━━━ Task material ━━━
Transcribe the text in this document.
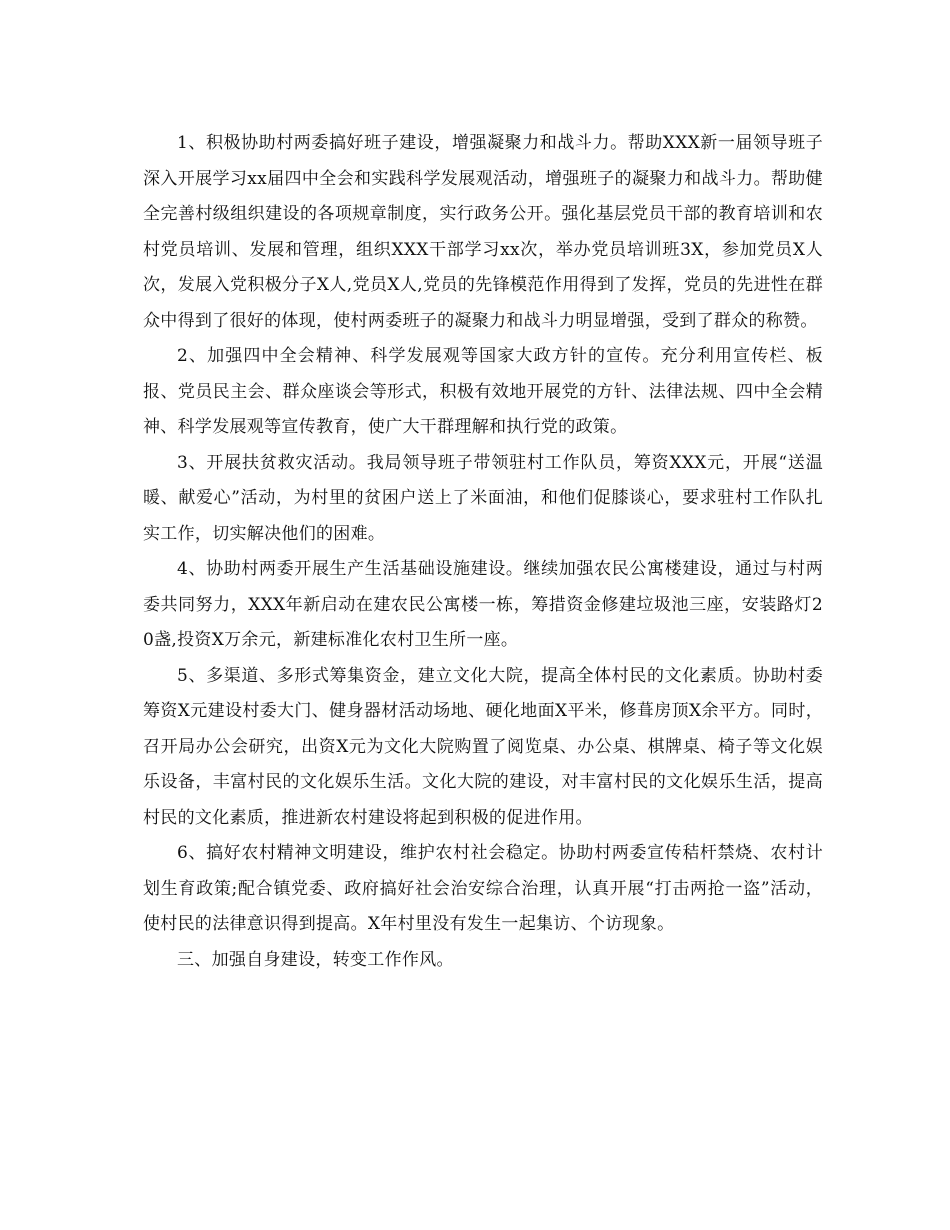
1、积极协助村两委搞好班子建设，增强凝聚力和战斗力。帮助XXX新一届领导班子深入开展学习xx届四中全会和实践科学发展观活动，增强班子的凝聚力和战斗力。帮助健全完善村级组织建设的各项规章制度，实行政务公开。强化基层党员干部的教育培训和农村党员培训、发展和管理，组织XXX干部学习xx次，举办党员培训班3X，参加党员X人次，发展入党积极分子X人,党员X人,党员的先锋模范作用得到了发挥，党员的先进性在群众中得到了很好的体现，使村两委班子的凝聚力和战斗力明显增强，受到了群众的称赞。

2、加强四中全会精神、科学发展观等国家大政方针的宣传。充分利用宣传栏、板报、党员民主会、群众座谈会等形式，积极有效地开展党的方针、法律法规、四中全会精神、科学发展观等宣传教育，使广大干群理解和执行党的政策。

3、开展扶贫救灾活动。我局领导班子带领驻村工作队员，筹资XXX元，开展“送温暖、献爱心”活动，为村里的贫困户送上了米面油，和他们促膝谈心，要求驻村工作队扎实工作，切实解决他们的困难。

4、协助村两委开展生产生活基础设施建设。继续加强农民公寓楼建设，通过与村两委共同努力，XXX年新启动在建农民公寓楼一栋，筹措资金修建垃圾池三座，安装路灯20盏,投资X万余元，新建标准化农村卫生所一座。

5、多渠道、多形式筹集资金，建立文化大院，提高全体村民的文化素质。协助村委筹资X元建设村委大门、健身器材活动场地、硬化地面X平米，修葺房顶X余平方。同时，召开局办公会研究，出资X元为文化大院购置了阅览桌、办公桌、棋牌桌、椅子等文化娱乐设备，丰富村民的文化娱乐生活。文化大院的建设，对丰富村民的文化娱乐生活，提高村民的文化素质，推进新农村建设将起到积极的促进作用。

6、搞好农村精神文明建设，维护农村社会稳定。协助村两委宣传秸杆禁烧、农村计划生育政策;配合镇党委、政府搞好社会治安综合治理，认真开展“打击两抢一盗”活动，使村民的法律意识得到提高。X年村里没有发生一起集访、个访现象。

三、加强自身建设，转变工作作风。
━━━
Goal
Each line above is to be copied verbatim. Drop any image from the copy.

Task result
Transcribe the text in this document.
1、积极协助村两委搞好班子建设，增强凝聚力和战斗力。帮助XXX新一届领导班子深入开展学习xx届四中全会和实践科学发展观活动，增强班子的凝聚力和战斗力。帮助健全完善村级组织建设的各项规章制度，实行政务公开。强化基层党员干部的教育培训和农村党员培训、发展和管理，组织XXX干部学习xx次，举办党员培训班3X，参加党员X人次，发展入党积极分子X人,党员X人,党员的先锋模范作用得到了发挥，党员的先进性在群众中得到了很好的体现，使村两委班子的凝聚力和战斗力明显增强，受到了群众的称赞。

2、加强四中全会精神、科学发展观等国家大政方针的宣传。充分利用宣传栏、板报、党员民主会、群众座谈会等形式，积极有效地开展党的方针、法律法规、四中全会精神、科学发展观等宣传教育，使广大干群理解和执行党的政策。

3、开展扶贫救灾活动。我局领导班子带领驻村工作队员，筹资XXX元，开展“送温暖、献爱心”活动，为村里的贫困户送上了米面油，和他们促膝谈心，要求驻村工作队扎实工作，切实解决他们的困难。

4、协助村两委开展生产生活基础设施建设。继续加强农民公寓楼建设，通过与村两委共同努力，XXX年新启动在建农民公寓楼一栋，筹措资金修建垃圾池三座，安装路灯20盏,投资X万余元，新建标准化农村卫生所一座。

5、多渠道、多形式筹集资金，建立文化大院，提高全体村民的文化素质。协助村委筹资X元建设村委大门、健身器材活动场地、硬化地面X平米，修葺房顶X余平方。同时，召开局办公会研究，出资X元为文化大院购置了阅览桌、办公桌、棋牌桌、椅子等文化娱乐设备，丰富村民的文化娱乐生活。文化大院的建设，对丰富村民的文化娱乐生活，提高村民的文化素质，推进新农村建设将起到积极的促进作用。

6、搞好农村精神文明建设，维护农村社会稳定。协助村两委宣传秸杆禁烧、农村计划生育政策;配合镇党委、政府搞好社会治安综合治理，认真开展“打击两抢一盗”活动，使村民的法律意识得到提高。X年村里没有发生一起集访、个访现象。

三、加强自身建设，转变工作作风。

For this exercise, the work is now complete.